## PROBLEM STATEMENT
Print the entire listing. Each line must match the original exactly.

-*-

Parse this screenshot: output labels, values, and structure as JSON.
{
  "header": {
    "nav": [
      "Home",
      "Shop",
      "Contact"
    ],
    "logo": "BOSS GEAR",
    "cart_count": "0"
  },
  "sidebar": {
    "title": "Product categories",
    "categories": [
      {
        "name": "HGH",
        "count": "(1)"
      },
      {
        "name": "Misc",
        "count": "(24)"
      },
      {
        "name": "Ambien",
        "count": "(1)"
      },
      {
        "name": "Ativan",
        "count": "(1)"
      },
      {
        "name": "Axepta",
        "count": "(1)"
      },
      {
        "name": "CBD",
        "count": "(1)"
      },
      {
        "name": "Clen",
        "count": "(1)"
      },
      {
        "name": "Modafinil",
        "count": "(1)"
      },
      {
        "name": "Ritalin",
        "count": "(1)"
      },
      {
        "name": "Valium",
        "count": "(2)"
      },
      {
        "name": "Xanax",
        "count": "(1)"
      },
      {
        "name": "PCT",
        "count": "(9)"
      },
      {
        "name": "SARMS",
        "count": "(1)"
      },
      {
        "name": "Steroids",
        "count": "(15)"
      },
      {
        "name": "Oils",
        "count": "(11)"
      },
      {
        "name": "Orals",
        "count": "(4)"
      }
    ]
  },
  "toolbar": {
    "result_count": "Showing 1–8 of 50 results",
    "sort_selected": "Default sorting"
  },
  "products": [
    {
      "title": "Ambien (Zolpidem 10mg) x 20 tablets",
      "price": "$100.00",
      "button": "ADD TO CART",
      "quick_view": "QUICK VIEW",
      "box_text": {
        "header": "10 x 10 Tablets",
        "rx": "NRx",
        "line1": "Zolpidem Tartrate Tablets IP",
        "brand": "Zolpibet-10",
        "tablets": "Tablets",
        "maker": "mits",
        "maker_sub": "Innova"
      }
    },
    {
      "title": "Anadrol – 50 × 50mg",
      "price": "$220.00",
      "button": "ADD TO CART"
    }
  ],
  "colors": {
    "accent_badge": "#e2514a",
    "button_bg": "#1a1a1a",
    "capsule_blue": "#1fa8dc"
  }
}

-*-

## ANSWER BELOW
Parse this screenshot: output labels, values, and structure as JSON.
{
  "header": {
    "nav": [
      "Home",
      "Shop",
      "Contact"
    ],
    "logo": "BOSS GEAR",
    "cart_count": "0"
  },
  "sidebar": {
    "title": "Product categories",
    "categories": [
      {
        "name": "HGH",
        "count": "(1)"
      },
      {
        "name": "Misc",
        "count": "(24)"
      },
      {
        "name": "Ambien",
        "count": "(1)"
      },
      {
        "name": "Ativan",
        "count": "(1)"
      },
      {
        "name": "Axepta",
        "count": "(1)"
      },
      {
        "name": "CBD",
        "count": "(1)"
      },
      {
        "name": "Clen",
        "count": "(1)"
      },
      {
        "name": "Modafinil",
        "count": "(1)"
      },
      {
        "name": "Ritalin",
        "count": "(1)"
      },
      {
        "name": "Valium",
        "count": "(2)"
      },
      {
        "name": "Xanax",
        "count": "(1)"
      },
      {
        "name": "PCT",
        "count": "(9)"
      },
      {
        "name": "SARMS",
        "count": "(1)"
      },
      {
        "name": "Steroids",
        "count": "(15)"
      },
      {
        "name": "Oils",
        "count": "(11)"
      },
      {
        "name": "Orals",
        "count": "(4)"
      }
    ]
  },
  "toolbar": {
    "result_count": "Showing 1–8 of 50 results",
    "sort_selected": "Default sorting"
  },
  "products": [
    {
      "title": "Ambien (Zolpidem 10mg) x 20 tablets",
      "price": "$100.00",
      "button": "ADD TO CART",
      "quick_view": "QUICK VIEW",
      "box_text": {
        "header": "10 x 10 Tablets",
        "rx": "NRx",
        "line1": "Zolpidem Tartrate Tablets IP",
        "brand": "Zolpibet-10",
        "tablets": "Tablets",
        "maker": "mits",
        "maker_sub": "Innova"
      }
    },
    {
      "title": "Anadrol – 50 × 50mg",
      "price": "$220.00",
      "button": "ADD TO CART"
    }
  ],
  "colors": {
    "accent_badge": "#e2514a",
    "button_bg": "#1a1a1a",
    "capsule_blue": "#1fa8dc"
  }
}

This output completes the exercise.